+++ Task input +++
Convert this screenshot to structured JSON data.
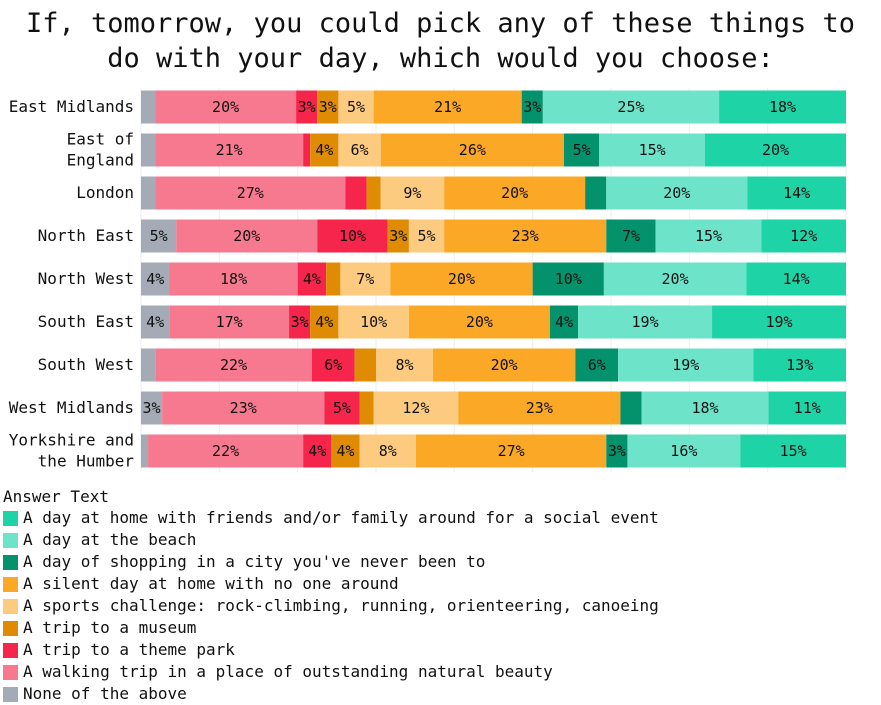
{
  "chart_data": {
    "type": "bar",
    "orientation": "horizontal-stacked-100",
    "title": "If, tomorrow, you could pick any of these things to do with your day, which would you choose:",
    "title_lines": [
      "If, tomorrow, you could pick any of these things to",
      "do with your day, which would you choose:"
    ],
    "categories": [
      [
        "East Midlands"
      ],
      [
        "East of",
        "England"
      ],
      [
        "London"
      ],
      [
        "North East"
      ],
      [
        "North West"
      ],
      [
        "South East"
      ],
      [
        "South West"
      ],
      [
        "West Midlands"
      ],
      [
        "Yorkshire and",
        "the Humber"
      ]
    ],
    "category_names": [
      "East Midlands",
      "East of England",
      "London",
      "North East",
      "North West",
      "South East",
      "South West",
      "West Midlands",
      "Yorkshire and the Humber"
    ],
    "legend_title": "Answer Text",
    "legend_placement": "bottom-left",
    "series": [
      {
        "name": "None of the above",
        "color": "#a4abb6",
        "values": [
          2,
          2,
          2,
          5,
          4,
          4,
          2,
          3,
          1
        ]
      },
      {
        "name": "A walking trip in a place of outstanding natural beauty",
        "color": "#f7798f",
        "values": [
          20,
          21,
          27,
          20,
          18,
          17,
          22,
          23,
          22
        ]
      },
      {
        "name": "A trip to a theme park",
        "color": "#f5254c",
        "values": [
          3,
          1,
          3,
          10,
          4,
          3,
          6,
          5,
          4
        ]
      },
      {
        "name": "A trip to a museum",
        "color": "#df8c04",
        "values": [
          3,
          4,
          2,
          3,
          2,
          4,
          3,
          2,
          4
        ]
      },
      {
        "name": "A sports challenge: rock-climbing, running, orienteering, canoeing",
        "color": "#fdcb80",
        "values": [
          5,
          6,
          9,
          5,
          7,
          10,
          8,
          12,
          8
        ]
      },
      {
        "name": "A silent day at home with no one around",
        "color": "#fca827",
        "values": [
          21,
          26,
          20,
          23,
          20,
          20,
          20,
          23,
          27
        ]
      },
      {
        "name": "A day of shopping in a city you've never been to",
        "color": "#03926c",
        "values": [
          3,
          5,
          3,
          7,
          10,
          4,
          6,
          3,
          3
        ]
      },
      {
        "name": "A day at the beach",
        "color": "#6de4c9",
        "values": [
          25,
          15,
          20,
          15,
          20,
          19,
          19,
          18,
          16
        ]
      },
      {
        "name": "A day at home with friends and/or family around for a social event",
        "color": "#1ed3a6",
        "values": [
          18,
          20,
          14,
          12,
          14,
          19,
          13,
          11,
          15
        ]
      }
    ],
    "show_labels": [
      [
        false,
        true,
        true,
        true,
        true,
        true,
        true,
        true,
        true
      ],
      [
        false,
        true,
        false,
        true,
        true,
        true,
        true,
        true,
        true
      ],
      [
        false,
        true,
        false,
        false,
        true,
        true,
        false,
        true,
        true
      ],
      [
        true,
        true,
        true,
        true,
        true,
        true,
        true,
        true,
        true
      ],
      [
        true,
        true,
        true,
        false,
        true,
        true,
        true,
        true,
        true
      ],
      [
        true,
        true,
        true,
        true,
        true,
        true,
        true,
        true,
        true
      ],
      [
        false,
        true,
        true,
        false,
        true,
        true,
        true,
        true,
        true
      ],
      [
        true,
        true,
        true,
        false,
        true,
        true,
        false,
        true,
        true
      ],
      [
        false,
        true,
        true,
        true,
        true,
        true,
        true,
        true,
        true
      ]
    ],
    "legend_order": [
      8,
      7,
      6,
      5,
      4,
      3,
      2,
      1,
      0
    ],
    "xlim": [
      0,
      100
    ],
    "grid": true
  }
}
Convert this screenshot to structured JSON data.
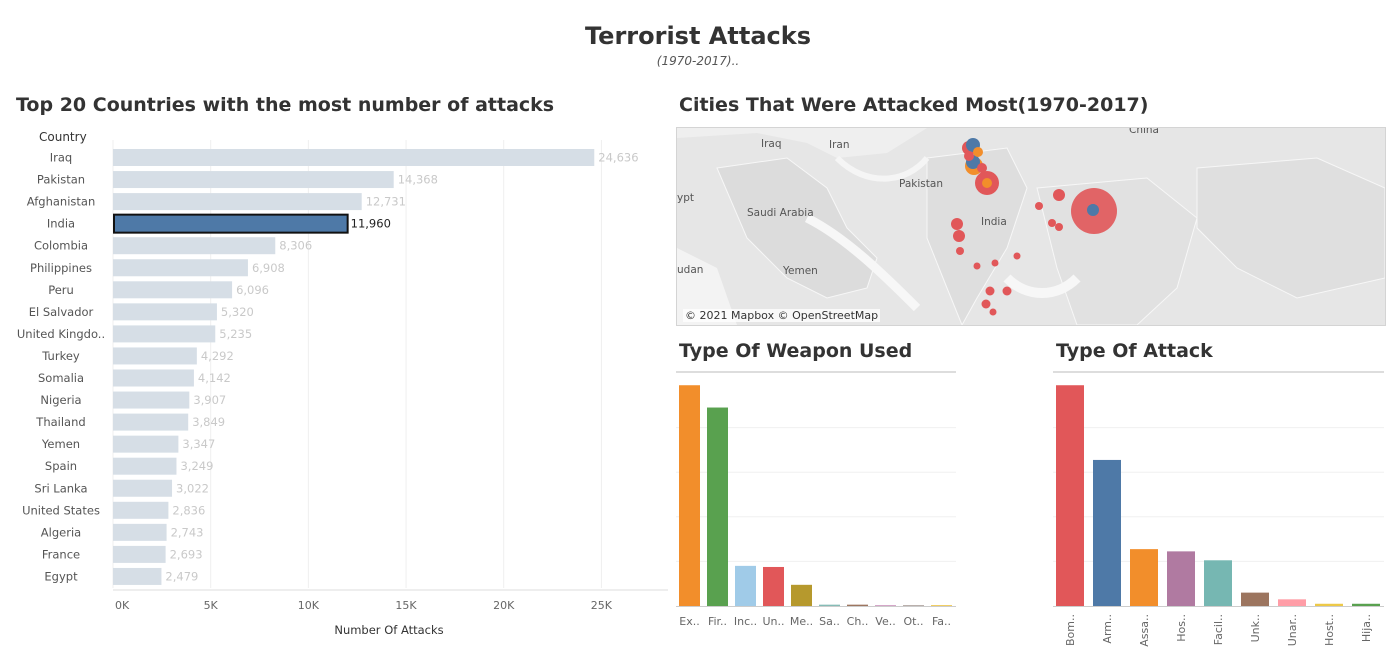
{
  "header": {
    "title": "Terrorist Attacks",
    "subtitle": "(1970-2017).."
  },
  "countries_chart": {
    "title": "Top 20 Countries with the most number of attacks",
    "row_header": "Country",
    "chart_data": {
      "type": "bar",
      "orientation": "horizontal",
      "xlabel": "Number Of Attacks",
      "xlim": [
        0,
        28000
      ],
      "x_ticks": [
        "0K",
        "5K",
        "10K",
        "15K",
        "20K",
        "25K"
      ],
      "x_tick_values": [
        0,
        5000,
        10000,
        15000,
        20000,
        25000
      ],
      "categories": [
        "Iraq",
        "Pakistan",
        "Afghanistan",
        "India",
        "Colombia",
        "Philippines",
        "Peru",
        "El Salvador",
        "United Kingdo..",
        "Turkey",
        "Somalia",
        "Nigeria",
        "Thailand",
        "Yemen",
        "Spain",
        "Sri Lanka",
        "United States",
        "Algeria",
        "France",
        "Egypt"
      ],
      "values": [
        24636,
        14368,
        12731,
        11960,
        8306,
        6908,
        6096,
        5320,
        5235,
        4292,
        4142,
        3907,
        3849,
        3347,
        3249,
        3022,
        2836,
        2743,
        2693,
        2479
      ],
      "value_labels": [
        "24,636",
        "14,368",
        "12,731",
        "11,960",
        "8,306",
        "6,908",
        "6,096",
        "5,320",
        "5,235",
        "4,292",
        "4,142",
        "3,907",
        "3,849",
        "3,347",
        "3,249",
        "3,022",
        "2,836",
        "2,743",
        "2,693",
        "2,479"
      ],
      "highlighted": "India",
      "colors": {
        "default": "#d6dee6",
        "highlight": "#4e79a7"
      }
    }
  },
  "map": {
    "title": "Cities That Were Attacked Most(1970-2017)",
    "attribution": "© 2021 Mapbox © OpenStreetMap",
    "labels": [
      "China",
      "Iraq",
      "Iran",
      "Pakistan",
      "ypt",
      "Saudi Arabia",
      "India",
      "Yemen",
      "udan"
    ],
    "marker_colors": {
      "red": "#e15759",
      "blue": "#4e79a7",
      "orange": "#f28e2b"
    }
  },
  "weapon_chart": {
    "title": "Type Of Weapon Used",
    "chart_data": {
      "type": "bar",
      "ylim": [
        0,
        1
      ],
      "categories": [
        "Ex..",
        "Fir..",
        "Inc..",
        "Un..",
        "Me..",
        "Sa..",
        "Ch..",
        "Ve..",
        "Ot..",
        "Fa.."
      ],
      "values": [
        0.99,
        0.89,
        0.18,
        0.175,
        0.095,
        0.006,
        0.006,
        0.002,
        0.002,
        0.001
      ],
      "colors": [
        "#f28e2b",
        "#59a14f",
        "#a0cbe8",
        "#e15759",
        "#b6992d",
        "#86bcb6",
        "#9d7660",
        "#d4a6c8",
        "#bab0ac",
        "#f1ce63"
      ]
    }
  },
  "attack_chart": {
    "title": "Type Of Attack",
    "chart_data": {
      "type": "bar",
      "ylim": [
        0,
        1
      ],
      "categories": [
        "Bom..",
        "Arm..",
        "Assa..",
        "Hos..",
        "Facil..",
        "Unk..",
        "Unar..",
        "Host..",
        "Hija.."
      ],
      "values": [
        0.99,
        0.655,
        0.255,
        0.245,
        0.205,
        0.06,
        0.03,
        0.01,
        0.01
      ],
      "colors": [
        "#e15759",
        "#4e79a7",
        "#f28e2b",
        "#b07aa1",
        "#76b7b2",
        "#9c755f",
        "#ff9da7",
        "#edc948",
        "#59a14f"
      ]
    }
  }
}
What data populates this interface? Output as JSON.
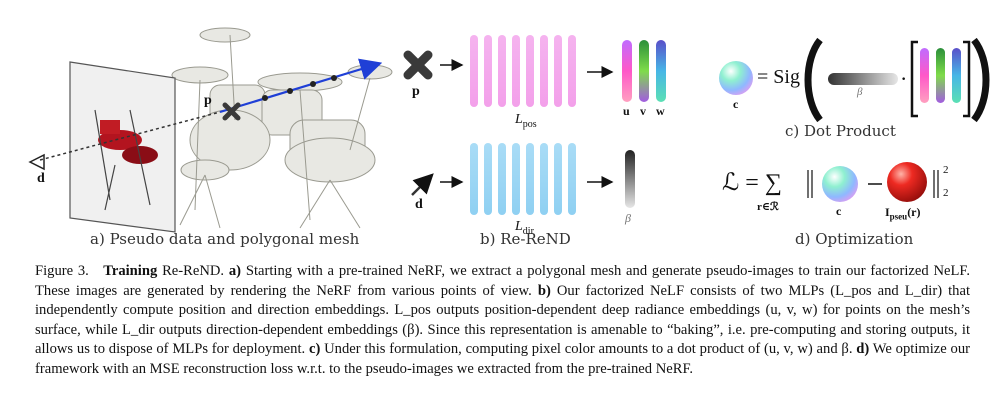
{
  "figure": {
    "panels": {
      "a": "a) Pseudo data and polygonal mesh",
      "b": "b) Re-ReND",
      "c": "c) Dot Product",
      "d": "d) Optimization"
    },
    "labels": {
      "point": "p",
      "point_b": "p",
      "dir_a": "d",
      "dir_b": "d",
      "l_pos": "L",
      "l_pos_sub": "pos",
      "l_dir": "L",
      "l_dir_sub": "dir",
      "u": "u",
      "v": "v",
      "w": "w",
      "beta": "β",
      "c_label": "c",
      "sig_eq": "= Sig",
      "dot": "·",
      "loss_lhs": "ℒ = ∑",
      "loss_sub": "r∈ℛ",
      "ipseu": "I",
      "ipseu_sub": "pseu",
      "ipseu_r": "(r)",
      "norm_sup": "2",
      "norm_sub": "2"
    }
  },
  "caption": {
    "fig_label": "Figure 3.",
    "title_bold": "Training",
    "title_rest": " Re-ReND.",
    "a_label": "a)",
    "a_text": " Starting with a pre-trained NeRF, we extract a polygonal mesh and generate pseudo-images to train our factorized NeLF. These images are generated by rendering the NeRF from various points of view.",
    "b_label": "b)",
    "b_text": " Our factorized NeLF consists of two MLPs (L_pos and L_dir) that independently compute position and direction embeddings. L_pos outputs position-dependent deep radiance embeddings (u, v, w) for points on the mesh’s surface, while L_dir outputs direction-dependent embeddings (β). Since this representation is amenable to “baking”, i.e. pre-computing and storing outputs, it allows us to dispose of MLPs for deployment.",
    "c_label": "c)",
    "c_text": " Under this formulation, computing pixel color amounts to a dot product of (u, v, w) and β.",
    "d_label": "d)",
    "d_text": " We optimize our framework with an MSE reconstruction loss w.r.t. to the pseudo-images we extracted from the pre-trained NeRF."
  }
}
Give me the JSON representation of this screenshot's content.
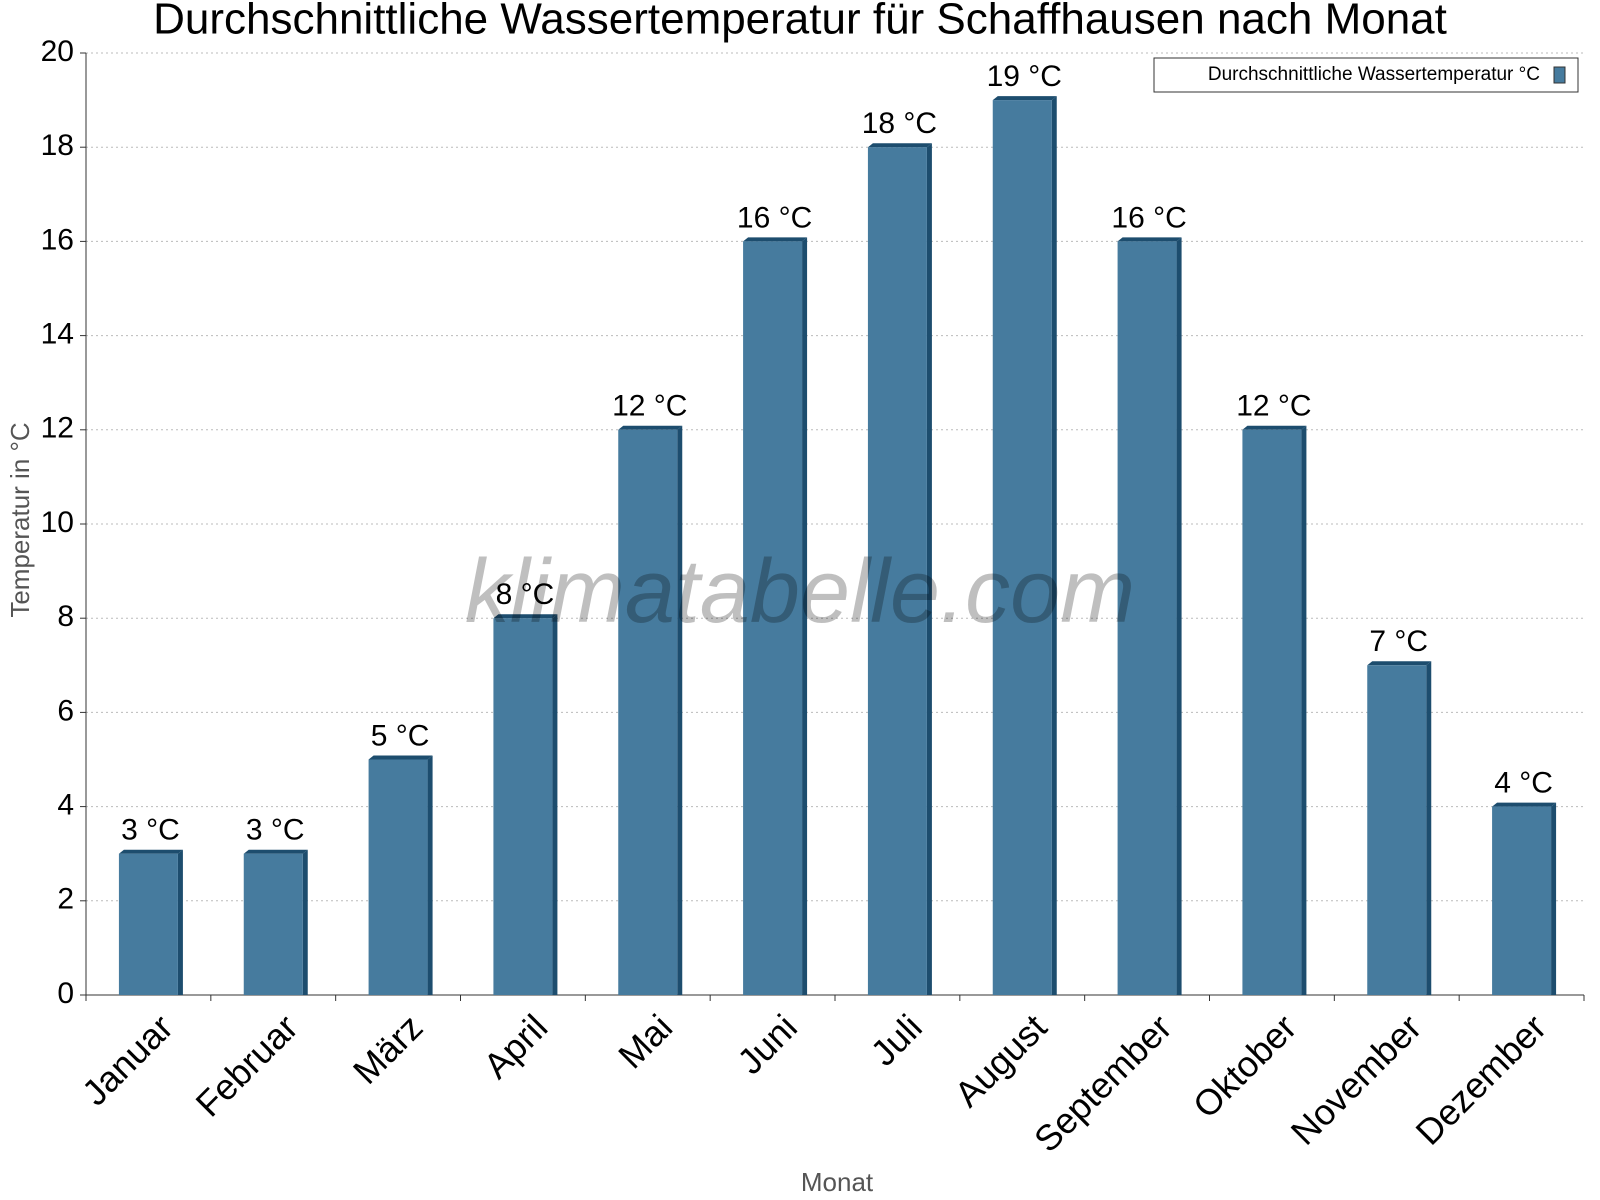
{
  "chart_data": {
    "type": "bar",
    "title": "Durchschnittliche Wassertemperatur für Schaffhausen nach Monat",
    "x_label": "Monat",
    "y_label": "Temperatur in °C",
    "watermark": "klimatabelle.com",
    "categories": [
      "Januar",
      "Februar",
      "März",
      "April",
      "Mai",
      "Juni",
      "Juli",
      "August",
      "September",
      "Oktober",
      "November",
      "Dezember"
    ],
    "series": [
      {
        "name": "Durchschnittliche Wassertemperatur °C",
        "color": "#467b9e",
        "values": [
          3,
          3,
          5,
          8,
          12,
          16,
          18,
          19,
          16,
          12,
          7,
          4
        ],
        "value_labels": [
          "3 °C",
          "3 °C",
          "5 °C",
          "8 °C",
          "12 °C",
          "16 °C",
          "18 °C",
          "19 °C",
          "16 °C",
          "12 °C",
          "7 °C",
          "4 °C"
        ]
      }
    ],
    "ylim": [
      0,
      20
    ],
    "yticks": [
      0,
      2,
      4,
      6,
      8,
      10,
      12,
      14,
      16,
      18,
      20
    ],
    "grid": true,
    "legend": "upper right"
  }
}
+++
Copy out each line of the material that holds the word "points".

**Answer below:**
    "a_text": " Starting with a pre-trained NeRF, we extract a polygonal mesh and generate pseudo-images to train our factorized NeLF. These images are generated by rendering the NeRF from various points of view.",
    "b_text": " Our factorized NeLF consists of two MLPs (L_pos and L_dir) that independently compute position and direction embeddings. L_pos outputs position-dependent deep radiance embeddings (u, v, w) for points on the mesh’s surface, while L_dir outputs direction-dependent embeddings (β). Since this representation is amenable to “baking”, i.e. pre-computing and storing outputs, it allows us to dispose of MLPs for deployment.",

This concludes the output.